** START OF Provided records **

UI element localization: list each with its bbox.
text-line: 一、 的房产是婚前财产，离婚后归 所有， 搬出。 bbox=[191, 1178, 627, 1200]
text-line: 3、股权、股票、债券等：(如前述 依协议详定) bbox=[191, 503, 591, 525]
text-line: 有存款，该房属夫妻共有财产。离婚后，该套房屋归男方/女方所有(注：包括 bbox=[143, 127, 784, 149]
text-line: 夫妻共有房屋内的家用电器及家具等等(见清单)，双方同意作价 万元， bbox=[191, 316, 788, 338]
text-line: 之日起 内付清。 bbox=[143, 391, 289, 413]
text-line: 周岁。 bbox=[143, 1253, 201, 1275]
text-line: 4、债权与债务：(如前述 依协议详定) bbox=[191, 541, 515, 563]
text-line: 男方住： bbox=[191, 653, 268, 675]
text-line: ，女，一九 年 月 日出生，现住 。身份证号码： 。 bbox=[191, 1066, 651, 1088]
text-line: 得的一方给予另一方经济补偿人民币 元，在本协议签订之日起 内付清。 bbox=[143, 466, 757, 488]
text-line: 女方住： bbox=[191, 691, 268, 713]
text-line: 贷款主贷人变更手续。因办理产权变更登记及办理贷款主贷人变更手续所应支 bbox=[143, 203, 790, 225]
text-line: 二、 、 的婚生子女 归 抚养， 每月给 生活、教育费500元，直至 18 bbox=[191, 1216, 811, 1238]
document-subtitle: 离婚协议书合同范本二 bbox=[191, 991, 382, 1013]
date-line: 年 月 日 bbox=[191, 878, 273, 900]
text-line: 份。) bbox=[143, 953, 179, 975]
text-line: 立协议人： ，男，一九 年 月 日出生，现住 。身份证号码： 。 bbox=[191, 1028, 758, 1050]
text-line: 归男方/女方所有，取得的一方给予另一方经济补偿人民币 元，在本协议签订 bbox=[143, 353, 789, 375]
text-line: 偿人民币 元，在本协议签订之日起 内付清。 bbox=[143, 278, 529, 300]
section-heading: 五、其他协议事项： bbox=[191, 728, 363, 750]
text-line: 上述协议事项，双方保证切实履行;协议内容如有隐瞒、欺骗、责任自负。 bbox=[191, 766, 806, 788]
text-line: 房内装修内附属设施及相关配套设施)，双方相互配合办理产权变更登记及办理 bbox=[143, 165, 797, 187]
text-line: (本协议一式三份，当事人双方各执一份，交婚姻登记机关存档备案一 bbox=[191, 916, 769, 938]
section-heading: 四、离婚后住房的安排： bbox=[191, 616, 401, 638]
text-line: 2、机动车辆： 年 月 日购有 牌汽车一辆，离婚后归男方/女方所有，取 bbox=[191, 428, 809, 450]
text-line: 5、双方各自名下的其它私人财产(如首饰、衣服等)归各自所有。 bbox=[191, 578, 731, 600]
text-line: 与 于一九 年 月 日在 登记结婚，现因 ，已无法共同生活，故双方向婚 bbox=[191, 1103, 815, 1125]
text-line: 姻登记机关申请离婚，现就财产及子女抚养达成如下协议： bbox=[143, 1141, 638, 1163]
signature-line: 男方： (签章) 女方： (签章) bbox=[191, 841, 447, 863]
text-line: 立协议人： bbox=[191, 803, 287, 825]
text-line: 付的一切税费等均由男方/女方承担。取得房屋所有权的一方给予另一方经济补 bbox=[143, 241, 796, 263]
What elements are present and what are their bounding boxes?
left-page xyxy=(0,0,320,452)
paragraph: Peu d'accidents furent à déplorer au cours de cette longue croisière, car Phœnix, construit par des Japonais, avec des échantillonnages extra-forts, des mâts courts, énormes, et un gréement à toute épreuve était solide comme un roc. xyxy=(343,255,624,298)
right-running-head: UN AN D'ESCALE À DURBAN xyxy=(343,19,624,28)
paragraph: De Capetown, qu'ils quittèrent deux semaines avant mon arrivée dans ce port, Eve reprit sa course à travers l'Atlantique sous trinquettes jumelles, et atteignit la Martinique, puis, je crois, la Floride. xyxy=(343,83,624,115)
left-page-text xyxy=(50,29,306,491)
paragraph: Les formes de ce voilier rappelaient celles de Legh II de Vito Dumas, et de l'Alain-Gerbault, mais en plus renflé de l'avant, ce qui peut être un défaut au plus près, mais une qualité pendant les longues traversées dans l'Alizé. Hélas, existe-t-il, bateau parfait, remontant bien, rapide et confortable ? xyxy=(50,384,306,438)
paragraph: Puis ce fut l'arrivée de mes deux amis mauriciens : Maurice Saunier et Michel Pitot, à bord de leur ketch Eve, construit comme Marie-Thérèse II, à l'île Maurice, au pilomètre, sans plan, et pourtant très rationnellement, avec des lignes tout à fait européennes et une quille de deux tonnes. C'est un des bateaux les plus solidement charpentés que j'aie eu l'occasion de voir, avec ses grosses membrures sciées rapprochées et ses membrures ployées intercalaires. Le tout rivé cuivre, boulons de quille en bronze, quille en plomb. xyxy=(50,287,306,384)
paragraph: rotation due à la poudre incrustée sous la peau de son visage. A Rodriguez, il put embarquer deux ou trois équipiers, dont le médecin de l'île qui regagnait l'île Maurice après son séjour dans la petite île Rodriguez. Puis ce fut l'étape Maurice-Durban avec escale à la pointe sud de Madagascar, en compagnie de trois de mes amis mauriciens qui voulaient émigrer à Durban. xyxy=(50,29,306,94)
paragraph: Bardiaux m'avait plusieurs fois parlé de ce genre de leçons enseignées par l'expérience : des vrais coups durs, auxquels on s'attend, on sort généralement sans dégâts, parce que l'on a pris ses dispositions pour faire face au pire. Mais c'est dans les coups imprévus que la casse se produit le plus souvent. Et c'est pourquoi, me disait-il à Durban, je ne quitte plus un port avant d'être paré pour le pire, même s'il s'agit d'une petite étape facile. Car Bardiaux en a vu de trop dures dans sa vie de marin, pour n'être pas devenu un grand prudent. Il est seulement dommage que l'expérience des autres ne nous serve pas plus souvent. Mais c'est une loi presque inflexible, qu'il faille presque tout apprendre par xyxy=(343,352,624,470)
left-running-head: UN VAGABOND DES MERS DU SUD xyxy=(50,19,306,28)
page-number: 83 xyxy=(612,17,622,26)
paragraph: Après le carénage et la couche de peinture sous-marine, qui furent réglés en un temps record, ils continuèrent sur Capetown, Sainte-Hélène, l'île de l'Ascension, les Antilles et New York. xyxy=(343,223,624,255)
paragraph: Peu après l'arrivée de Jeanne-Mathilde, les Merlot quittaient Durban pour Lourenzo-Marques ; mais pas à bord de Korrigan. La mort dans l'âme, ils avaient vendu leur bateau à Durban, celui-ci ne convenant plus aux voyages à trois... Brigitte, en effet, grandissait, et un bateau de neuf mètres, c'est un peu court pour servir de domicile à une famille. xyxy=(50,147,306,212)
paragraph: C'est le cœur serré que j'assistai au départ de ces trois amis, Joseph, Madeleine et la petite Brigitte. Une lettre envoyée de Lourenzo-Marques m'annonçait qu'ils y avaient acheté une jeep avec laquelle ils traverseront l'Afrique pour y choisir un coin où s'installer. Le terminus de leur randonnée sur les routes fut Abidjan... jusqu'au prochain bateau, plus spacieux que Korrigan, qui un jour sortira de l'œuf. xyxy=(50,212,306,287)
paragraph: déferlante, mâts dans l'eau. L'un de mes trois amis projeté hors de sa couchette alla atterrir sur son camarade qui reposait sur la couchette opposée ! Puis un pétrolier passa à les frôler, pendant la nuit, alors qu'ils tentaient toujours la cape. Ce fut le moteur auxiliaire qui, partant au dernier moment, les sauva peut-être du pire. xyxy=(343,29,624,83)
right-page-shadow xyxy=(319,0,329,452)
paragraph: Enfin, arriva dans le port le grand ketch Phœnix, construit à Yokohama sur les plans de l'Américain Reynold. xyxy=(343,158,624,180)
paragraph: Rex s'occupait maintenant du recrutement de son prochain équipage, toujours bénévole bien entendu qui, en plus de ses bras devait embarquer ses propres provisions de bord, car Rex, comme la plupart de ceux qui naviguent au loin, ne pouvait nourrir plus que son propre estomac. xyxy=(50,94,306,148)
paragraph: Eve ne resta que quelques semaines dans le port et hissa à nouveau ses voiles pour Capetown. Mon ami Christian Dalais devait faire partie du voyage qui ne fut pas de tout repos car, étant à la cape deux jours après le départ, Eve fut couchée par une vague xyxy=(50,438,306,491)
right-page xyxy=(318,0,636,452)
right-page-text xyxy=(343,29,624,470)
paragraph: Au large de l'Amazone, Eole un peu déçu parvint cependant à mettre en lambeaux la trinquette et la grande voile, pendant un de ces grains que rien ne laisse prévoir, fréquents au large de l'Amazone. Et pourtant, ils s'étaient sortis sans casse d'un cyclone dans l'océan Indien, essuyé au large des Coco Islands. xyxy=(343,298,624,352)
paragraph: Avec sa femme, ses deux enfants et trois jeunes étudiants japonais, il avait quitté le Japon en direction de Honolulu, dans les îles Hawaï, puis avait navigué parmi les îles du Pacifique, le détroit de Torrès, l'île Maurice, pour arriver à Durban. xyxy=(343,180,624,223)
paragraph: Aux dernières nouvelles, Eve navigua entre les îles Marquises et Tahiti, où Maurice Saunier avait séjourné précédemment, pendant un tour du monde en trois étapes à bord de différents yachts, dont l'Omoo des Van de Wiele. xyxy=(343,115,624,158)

** END OF Provided records **

#### [What the exercise asks]
Copy the material above word for word, from its first line through the line containing "text-line: 与 于一九", including both of those lines.

#### [Solution below]
UI element localization: list each with its bbox.
text-line: 一、 的房产是婚前财产，离婚后归 所有， 搬出。 bbox=[191, 1178, 627, 1200]
text-line: 3、股权、股票、债券等：(如前述 依协议详定) bbox=[191, 503, 591, 525]
text-line: 有存款，该房属夫妻共有财产。离婚后，该套房屋归男方/女方所有(注：包括 bbox=[143, 127, 784, 149]
text-line: 夫妻共有房屋内的家用电器及家具等等(见清单)，双方同意作价 万元， bbox=[191, 316, 788, 338]
text-line: 之日起 内付清。 bbox=[143, 391, 289, 413]
text-line: 周岁。 bbox=[143, 1253, 201, 1275]
text-line: 4、债权与债务：(如前述 依协议详定) bbox=[191, 541, 515, 563]
text-line: 男方住： bbox=[191, 653, 268, 675]
text-line: ，女，一九 年 月 日出生，现住 。身份证号码： 。 bbox=[191, 1066, 651, 1088]
text-line: 得的一方给予另一方经济补偿人民币 元，在本协议签订之日起 内付清。 bbox=[143, 466, 757, 488]
text-line: 女方住： bbox=[191, 691, 268, 713]
text-line: 贷款主贷人变更手续。因办理产权变更登记及办理贷款主贷人变更手续所应支 bbox=[143, 203, 790, 225]
text-line: 二、 、 的婚生子女 归 抚养， 每月给 生活、教育费500元，直至 18 bbox=[191, 1216, 811, 1238]
document-subtitle: 离婚协议书合同范本二 bbox=[191, 991, 382, 1013]
date-line: 年 月 日 bbox=[191, 878, 273, 900]
text-line: 份。) bbox=[143, 953, 179, 975]
text-line: 立协议人： ，男，一九 年 月 日出生，现住 。身份证号码： 。 bbox=[191, 1028, 758, 1050]
text-line: 归男方/女方所有，取得的一方给予另一方经济补偿人民币 元，在本协议签订 bbox=[143, 353, 789, 375]
text-line: 偿人民币 元，在本协议签订之日起 内付清。 bbox=[143, 278, 529, 300]
section-heading: 五、其他协议事项： bbox=[191, 728, 363, 750]
text-line: 上述协议事项，双方保证切实履行;协议内容如有隐瞒、欺骗、责任自负。 bbox=[191, 766, 806, 788]
text-line: 房内装修内附属设施及相关配套设施)，双方相互配合办理产权变更登记及办理 bbox=[143, 165, 797, 187]
text-line: (本协议一式三份，当事人双方各执一份，交婚姻登记机关存档备案一 bbox=[191, 916, 769, 938]
section-heading: 四、离婚后住房的安排： bbox=[191, 616, 401, 638]
text-line: 2、机动车辆： 年 月 日购有 牌汽车一辆，离婚后归男方/女方所有，取 bbox=[191, 428, 809, 450]
text-line: 5、双方各自名下的其它私人财产(如首饰、衣服等)归各自所有。 bbox=[191, 578, 731, 600]
text-line: 与 于一九 年 月 日在 登记结婚，现因 ，已无法共同生活，故双方向婚 bbox=[191, 1103, 815, 1125]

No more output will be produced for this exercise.